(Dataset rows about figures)
* * * *
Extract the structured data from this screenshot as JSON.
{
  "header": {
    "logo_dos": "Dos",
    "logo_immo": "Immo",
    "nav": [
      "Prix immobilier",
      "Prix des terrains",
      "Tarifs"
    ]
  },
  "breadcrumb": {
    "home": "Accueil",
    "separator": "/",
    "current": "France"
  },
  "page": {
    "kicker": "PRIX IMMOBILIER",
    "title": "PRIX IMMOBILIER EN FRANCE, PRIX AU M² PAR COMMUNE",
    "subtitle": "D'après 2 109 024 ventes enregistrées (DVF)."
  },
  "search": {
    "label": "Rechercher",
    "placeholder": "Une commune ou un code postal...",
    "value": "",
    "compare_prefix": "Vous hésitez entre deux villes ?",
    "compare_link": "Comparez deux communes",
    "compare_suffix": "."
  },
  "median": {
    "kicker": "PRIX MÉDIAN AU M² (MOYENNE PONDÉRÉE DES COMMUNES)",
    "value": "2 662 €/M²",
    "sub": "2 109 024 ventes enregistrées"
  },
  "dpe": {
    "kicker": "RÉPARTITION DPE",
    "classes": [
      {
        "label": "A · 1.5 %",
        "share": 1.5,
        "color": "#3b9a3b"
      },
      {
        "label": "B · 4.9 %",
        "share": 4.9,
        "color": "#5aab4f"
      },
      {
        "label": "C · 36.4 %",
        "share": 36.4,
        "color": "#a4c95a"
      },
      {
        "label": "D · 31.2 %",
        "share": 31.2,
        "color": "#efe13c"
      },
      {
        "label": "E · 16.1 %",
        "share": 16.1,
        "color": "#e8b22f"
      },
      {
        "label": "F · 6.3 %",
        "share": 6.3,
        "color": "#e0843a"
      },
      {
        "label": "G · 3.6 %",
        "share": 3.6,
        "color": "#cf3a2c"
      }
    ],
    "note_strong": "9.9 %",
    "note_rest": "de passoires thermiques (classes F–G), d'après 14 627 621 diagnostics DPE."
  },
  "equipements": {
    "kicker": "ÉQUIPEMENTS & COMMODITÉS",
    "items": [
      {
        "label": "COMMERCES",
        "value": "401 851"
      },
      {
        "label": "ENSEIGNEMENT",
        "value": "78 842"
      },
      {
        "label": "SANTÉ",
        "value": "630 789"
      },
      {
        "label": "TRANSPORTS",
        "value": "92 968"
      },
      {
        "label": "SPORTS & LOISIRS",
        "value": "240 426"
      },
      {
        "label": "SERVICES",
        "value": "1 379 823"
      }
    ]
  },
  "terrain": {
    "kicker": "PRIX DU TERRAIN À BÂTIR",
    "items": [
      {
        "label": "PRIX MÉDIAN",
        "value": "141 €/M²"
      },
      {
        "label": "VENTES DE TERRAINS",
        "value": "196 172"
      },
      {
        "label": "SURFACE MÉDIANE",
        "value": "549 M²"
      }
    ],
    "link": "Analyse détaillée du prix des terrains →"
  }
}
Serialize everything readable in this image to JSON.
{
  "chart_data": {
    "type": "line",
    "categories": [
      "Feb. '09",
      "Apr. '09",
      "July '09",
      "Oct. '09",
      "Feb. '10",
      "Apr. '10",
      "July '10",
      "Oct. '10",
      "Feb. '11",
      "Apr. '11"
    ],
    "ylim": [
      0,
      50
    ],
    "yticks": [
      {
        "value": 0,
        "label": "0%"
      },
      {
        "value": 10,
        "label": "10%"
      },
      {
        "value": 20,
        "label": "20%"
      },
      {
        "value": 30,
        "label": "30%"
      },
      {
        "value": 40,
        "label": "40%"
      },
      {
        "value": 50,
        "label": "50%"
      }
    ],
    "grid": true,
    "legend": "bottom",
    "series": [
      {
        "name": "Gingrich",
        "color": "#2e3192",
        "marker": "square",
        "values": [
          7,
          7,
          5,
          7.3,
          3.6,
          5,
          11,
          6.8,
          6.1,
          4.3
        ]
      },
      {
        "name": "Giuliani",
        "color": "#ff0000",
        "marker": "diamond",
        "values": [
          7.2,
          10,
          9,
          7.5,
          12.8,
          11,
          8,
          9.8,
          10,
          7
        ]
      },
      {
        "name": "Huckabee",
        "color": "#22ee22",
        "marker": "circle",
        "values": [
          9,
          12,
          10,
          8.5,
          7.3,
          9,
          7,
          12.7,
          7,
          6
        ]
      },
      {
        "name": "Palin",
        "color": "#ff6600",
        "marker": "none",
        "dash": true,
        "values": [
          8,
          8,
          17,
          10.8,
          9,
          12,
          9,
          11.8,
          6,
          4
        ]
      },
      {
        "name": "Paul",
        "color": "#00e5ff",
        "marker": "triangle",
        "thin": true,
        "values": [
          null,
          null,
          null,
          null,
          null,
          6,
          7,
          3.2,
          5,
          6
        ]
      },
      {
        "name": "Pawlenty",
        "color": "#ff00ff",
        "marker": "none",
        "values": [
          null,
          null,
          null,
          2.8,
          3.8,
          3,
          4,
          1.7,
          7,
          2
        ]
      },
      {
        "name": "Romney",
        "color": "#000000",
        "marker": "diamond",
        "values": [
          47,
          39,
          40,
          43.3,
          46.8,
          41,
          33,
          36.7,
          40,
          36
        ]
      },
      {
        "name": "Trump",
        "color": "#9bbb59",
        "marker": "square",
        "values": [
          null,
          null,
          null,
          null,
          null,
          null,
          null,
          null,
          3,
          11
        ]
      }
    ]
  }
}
* * * *
Search the listing for the word "name" and return each line that holds it.

Completed task:
        "name": "Gingrich",
        "name": "Giuliani",
        "name": "Huckabee",
        "name": "Palin",
        "name": "Paul",
        "name": "Pawlenty",
        "name": "Romney",
        "name": "Trump",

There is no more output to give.